■ **WHAT IS REQUIRED**: From the listing below, work out how many lines contain "Lenck". Reply with that number only.

■ **Collection entries**:
╔══

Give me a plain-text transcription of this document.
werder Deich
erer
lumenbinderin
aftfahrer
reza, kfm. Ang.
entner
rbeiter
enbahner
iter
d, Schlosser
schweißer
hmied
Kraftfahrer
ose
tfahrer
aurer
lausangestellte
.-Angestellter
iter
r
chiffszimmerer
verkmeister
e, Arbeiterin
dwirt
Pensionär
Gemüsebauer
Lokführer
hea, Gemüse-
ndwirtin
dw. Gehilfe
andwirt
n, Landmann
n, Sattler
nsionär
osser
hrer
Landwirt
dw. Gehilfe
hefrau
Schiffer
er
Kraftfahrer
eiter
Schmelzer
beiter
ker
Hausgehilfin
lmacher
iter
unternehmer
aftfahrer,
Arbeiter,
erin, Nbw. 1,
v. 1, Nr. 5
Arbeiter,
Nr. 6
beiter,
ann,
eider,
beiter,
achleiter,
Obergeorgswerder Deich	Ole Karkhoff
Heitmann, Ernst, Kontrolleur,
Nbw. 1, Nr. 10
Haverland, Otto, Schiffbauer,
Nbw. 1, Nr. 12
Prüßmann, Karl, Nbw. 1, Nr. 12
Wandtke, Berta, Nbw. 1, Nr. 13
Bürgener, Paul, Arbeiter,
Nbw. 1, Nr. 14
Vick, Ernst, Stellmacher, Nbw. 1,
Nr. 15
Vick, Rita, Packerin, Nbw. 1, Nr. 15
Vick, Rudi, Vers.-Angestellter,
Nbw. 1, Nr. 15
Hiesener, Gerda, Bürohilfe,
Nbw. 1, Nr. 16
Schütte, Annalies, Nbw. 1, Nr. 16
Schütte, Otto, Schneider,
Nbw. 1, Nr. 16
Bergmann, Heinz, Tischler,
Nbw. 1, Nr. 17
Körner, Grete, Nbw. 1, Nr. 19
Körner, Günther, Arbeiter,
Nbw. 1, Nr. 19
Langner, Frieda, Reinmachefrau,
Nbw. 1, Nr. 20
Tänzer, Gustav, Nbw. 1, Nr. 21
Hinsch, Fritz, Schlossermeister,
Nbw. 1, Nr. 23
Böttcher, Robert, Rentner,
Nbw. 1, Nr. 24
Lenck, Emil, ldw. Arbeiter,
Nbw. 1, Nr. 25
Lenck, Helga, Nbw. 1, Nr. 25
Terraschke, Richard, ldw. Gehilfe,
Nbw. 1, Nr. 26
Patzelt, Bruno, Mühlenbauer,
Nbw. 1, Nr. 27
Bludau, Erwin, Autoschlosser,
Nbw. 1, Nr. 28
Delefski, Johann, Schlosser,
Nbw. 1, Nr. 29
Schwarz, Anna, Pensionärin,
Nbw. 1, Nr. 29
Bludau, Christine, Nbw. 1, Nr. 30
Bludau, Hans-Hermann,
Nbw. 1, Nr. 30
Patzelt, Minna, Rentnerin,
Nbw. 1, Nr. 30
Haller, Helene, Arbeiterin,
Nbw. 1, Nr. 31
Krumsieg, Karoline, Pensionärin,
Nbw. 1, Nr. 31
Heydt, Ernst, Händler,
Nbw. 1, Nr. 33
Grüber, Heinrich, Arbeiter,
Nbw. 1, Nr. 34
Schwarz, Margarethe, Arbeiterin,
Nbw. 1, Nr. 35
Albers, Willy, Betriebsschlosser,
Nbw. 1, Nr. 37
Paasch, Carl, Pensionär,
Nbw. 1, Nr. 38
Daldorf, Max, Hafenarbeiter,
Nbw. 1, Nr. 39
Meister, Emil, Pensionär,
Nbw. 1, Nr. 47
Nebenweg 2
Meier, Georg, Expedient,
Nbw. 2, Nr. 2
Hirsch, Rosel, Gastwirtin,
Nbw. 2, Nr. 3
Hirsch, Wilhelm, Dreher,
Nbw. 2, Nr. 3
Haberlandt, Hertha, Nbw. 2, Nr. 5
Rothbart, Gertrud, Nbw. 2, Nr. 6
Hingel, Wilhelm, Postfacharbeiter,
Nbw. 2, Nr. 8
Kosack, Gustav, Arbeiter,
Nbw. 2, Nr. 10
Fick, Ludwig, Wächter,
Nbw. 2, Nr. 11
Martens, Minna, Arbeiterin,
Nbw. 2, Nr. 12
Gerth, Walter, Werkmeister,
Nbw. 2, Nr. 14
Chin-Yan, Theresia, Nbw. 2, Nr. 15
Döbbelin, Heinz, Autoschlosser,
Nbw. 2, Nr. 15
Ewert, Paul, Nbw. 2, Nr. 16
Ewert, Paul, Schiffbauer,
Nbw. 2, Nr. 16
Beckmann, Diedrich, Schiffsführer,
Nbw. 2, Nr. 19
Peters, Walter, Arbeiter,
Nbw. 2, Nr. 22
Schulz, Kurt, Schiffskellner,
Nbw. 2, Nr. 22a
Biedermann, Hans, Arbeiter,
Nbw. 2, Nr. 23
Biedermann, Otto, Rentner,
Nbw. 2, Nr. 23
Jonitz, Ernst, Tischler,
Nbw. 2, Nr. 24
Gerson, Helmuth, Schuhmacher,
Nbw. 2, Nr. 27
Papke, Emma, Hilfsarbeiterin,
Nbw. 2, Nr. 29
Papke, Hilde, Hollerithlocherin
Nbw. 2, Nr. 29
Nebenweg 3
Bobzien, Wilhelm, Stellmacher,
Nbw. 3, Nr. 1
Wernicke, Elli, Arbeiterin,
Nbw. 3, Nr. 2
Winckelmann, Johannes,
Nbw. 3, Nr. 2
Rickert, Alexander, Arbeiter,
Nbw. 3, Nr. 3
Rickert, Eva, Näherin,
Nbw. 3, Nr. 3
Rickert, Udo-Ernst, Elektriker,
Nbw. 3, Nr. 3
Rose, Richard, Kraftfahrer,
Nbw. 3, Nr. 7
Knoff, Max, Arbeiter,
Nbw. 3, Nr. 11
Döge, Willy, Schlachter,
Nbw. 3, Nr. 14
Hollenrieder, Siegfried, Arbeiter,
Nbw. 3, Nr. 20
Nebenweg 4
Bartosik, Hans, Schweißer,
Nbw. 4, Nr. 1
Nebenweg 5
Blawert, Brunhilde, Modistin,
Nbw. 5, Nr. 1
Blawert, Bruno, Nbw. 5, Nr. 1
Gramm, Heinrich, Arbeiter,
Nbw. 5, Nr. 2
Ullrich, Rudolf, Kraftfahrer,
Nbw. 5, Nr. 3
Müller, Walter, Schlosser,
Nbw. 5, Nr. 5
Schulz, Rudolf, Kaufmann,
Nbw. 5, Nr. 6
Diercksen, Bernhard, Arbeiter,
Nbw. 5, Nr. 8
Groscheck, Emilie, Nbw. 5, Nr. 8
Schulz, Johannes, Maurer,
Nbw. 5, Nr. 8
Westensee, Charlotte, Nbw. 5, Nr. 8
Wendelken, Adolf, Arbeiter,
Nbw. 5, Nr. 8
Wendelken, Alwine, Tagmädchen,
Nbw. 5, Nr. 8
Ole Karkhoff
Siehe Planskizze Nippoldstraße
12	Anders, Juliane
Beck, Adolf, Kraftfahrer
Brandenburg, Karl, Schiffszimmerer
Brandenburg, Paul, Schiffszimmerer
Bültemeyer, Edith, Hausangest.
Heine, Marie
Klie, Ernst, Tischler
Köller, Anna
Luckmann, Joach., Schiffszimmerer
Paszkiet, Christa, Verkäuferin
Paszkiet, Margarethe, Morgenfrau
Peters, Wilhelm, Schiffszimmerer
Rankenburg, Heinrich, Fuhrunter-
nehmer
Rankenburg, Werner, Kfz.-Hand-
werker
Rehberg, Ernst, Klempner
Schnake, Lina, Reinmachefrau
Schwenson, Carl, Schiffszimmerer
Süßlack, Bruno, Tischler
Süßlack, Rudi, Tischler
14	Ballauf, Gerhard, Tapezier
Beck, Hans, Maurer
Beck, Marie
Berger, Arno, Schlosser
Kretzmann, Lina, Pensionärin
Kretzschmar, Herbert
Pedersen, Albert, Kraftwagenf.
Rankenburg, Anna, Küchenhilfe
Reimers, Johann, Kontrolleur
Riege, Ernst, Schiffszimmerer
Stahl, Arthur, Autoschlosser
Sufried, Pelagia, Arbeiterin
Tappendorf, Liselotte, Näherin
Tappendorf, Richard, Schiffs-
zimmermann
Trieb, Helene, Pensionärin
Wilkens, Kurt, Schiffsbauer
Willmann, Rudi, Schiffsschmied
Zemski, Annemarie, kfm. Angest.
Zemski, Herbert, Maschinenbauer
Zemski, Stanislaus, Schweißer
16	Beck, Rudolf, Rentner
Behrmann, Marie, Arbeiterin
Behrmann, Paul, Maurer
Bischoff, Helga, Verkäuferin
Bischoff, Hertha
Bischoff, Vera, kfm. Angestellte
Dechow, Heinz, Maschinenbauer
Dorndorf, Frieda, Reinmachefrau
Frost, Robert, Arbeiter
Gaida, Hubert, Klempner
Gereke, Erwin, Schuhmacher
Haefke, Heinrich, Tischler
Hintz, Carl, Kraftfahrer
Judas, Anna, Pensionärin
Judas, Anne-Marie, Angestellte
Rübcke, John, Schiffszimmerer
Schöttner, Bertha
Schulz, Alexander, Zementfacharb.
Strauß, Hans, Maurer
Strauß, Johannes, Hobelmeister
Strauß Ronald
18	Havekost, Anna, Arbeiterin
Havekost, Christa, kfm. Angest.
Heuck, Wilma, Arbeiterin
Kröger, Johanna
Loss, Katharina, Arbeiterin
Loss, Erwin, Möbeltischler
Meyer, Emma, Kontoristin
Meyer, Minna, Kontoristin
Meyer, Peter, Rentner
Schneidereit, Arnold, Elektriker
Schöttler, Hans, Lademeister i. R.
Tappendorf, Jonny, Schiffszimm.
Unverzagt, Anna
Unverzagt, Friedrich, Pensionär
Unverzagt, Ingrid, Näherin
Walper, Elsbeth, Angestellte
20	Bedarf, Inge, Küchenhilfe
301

╚══

■ **TASK SOLUTION**: 2